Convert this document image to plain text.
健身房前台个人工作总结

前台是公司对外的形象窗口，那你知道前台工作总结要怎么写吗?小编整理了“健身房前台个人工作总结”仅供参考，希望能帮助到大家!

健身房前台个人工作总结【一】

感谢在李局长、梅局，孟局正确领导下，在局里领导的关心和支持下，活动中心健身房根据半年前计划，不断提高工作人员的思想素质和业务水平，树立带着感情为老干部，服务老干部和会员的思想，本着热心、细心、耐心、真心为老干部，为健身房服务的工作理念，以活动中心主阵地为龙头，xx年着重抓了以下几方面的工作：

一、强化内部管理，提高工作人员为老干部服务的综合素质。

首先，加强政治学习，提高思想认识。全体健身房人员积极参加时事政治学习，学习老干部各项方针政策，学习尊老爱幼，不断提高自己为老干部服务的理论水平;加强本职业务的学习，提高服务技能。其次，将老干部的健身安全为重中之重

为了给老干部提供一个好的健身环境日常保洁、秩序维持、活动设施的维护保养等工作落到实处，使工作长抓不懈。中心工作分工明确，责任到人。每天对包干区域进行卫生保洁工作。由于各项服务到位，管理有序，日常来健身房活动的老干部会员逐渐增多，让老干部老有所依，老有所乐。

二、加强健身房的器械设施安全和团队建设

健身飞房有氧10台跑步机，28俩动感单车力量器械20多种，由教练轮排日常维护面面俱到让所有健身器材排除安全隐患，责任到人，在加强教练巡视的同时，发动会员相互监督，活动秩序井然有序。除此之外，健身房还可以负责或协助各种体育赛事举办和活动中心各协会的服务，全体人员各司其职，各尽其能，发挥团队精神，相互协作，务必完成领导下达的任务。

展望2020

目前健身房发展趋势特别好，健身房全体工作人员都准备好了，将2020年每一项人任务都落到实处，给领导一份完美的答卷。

◆ ◆ ◆ ◆ ◆

■ GOAL OF THE EXERCISE ■
Retype the entries exactly, including every line.

■ OUTPUT BELOW ■
Convert this document image to plain text.
健身房前台个人工作总结

前台是公司对外的形象窗口，那你知道前台工作总结要怎么写吗?小编整理了“健身房前台个人工作总结”仅供参考，希望能帮助到大家!

健身房前台个人工作总结【一】

感谢在李局长、梅局，孟局正确领导下，在局里领导的关心和支持下，活动中心健身房根据半年前计划，不断提高工作人员的思想素质和业务水平，树立带着感情为老干部，服务老干部和会员的思想，本着热心、细心、耐心、真心为老干部，为健身房服务的工作理念，以活动中心主阵地为龙头，xx年着重抓了以下几方面的工作：

一、强化内部管理，提高工作人员为老干部服务的综合素质。

首先，加强政治学习，提高思想认识。全体健身房人员积极参加时事政治学习，学习老干部各项方针政策，学习尊老爱幼，不断提高自己为老干部服务的理论水平;加强本职业务的学习，提高服务技能。其次，将老干部的健身安全为重中之重

为了给老干部提供一个好的健身环境日常保洁、秩序维持、活动设施的维护保养等工作落到实处，使工作长抓不懈。中心工作分工明确，责任到人。每天对包干区域进行卫生保洁工作。由于各项服务到位，管理有序，日常来健身房活动的老干部会员逐渐增多，让老干部老有所依，老有所乐。

二、加强健身房的器械设施安全和团队建设

健身飞房有氧10台跑步机，28俩动感单车力量器械20多种，由教练轮排日常维护面面俱到让所有健身器材排除安全隐患，责任到人，在加强教练巡视的同时，发动会员相互监督，活动秩序井然有序。除此之外，健身房还可以负责或协助各种体育赛事举办和活动中心各协会的服务，全体人员各司其职，各尽其能，发挥团队精神，相互协作，务必完成领导下达的任务。

展望2020

目前健身房发展趋势特别好，健身房全体工作人员都准备好了，将2020年每一项人任务都落到实处，给领导一份完美的答卷。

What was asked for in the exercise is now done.